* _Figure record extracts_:
########################################
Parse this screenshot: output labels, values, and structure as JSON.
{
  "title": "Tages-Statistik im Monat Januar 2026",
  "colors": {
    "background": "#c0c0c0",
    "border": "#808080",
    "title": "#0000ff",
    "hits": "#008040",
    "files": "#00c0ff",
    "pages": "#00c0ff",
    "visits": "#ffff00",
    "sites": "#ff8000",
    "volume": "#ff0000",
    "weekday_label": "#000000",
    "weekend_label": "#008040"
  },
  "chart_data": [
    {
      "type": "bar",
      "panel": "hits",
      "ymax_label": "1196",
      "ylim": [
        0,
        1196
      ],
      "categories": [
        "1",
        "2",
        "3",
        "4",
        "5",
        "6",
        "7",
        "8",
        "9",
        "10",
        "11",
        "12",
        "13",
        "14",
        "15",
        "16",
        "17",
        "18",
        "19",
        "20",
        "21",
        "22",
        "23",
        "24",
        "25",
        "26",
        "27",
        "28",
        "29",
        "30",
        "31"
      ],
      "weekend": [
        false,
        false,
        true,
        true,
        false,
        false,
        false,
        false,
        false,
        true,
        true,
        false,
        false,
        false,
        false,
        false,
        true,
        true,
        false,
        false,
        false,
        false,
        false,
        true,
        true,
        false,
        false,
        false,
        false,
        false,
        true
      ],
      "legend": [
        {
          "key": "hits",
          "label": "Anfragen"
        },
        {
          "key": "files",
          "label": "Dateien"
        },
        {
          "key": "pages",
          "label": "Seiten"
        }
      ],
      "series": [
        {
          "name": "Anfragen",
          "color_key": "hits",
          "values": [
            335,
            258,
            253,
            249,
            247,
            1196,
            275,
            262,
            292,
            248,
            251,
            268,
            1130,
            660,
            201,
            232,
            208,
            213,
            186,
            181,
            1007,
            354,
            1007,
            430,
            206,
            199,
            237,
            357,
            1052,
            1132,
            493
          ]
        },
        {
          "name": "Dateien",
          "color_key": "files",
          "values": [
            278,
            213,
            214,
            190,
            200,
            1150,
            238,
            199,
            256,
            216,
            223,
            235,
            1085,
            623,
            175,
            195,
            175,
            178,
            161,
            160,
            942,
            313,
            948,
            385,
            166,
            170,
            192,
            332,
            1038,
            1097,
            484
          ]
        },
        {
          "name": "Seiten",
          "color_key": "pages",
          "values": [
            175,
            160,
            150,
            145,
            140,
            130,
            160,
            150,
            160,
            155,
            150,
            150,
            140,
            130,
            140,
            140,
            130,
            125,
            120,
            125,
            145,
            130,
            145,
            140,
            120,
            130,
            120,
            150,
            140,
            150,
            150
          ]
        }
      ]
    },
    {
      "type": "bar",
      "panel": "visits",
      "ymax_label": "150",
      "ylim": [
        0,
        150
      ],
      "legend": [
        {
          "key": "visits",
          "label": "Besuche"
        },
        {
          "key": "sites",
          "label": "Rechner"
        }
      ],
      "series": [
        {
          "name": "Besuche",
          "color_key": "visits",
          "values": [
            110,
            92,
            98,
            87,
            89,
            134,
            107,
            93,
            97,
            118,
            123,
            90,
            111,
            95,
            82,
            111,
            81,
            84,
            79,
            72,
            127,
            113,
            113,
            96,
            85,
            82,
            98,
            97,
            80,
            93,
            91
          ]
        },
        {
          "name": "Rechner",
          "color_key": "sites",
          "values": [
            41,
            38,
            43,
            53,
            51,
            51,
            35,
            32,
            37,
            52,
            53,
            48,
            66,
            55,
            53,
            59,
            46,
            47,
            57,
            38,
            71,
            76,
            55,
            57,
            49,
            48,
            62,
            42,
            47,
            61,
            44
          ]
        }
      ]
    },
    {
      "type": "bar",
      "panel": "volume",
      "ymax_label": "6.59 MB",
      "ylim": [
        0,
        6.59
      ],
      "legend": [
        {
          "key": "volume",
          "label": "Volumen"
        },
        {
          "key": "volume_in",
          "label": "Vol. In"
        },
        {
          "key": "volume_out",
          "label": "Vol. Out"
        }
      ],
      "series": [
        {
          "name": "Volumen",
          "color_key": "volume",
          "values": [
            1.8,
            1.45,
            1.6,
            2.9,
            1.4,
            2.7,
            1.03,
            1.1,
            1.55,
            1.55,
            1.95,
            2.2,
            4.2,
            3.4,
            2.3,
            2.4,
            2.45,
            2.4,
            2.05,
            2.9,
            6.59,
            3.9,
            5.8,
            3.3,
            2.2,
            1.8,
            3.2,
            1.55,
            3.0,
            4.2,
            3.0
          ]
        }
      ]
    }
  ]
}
########################################
* _YOUR GOAL_:
Find "title". Copy every line it occurs in.

* _TASK RESULT_:
  "title": "Tages-Statistik im Monat Januar 2026",
    "title": "#0000ff",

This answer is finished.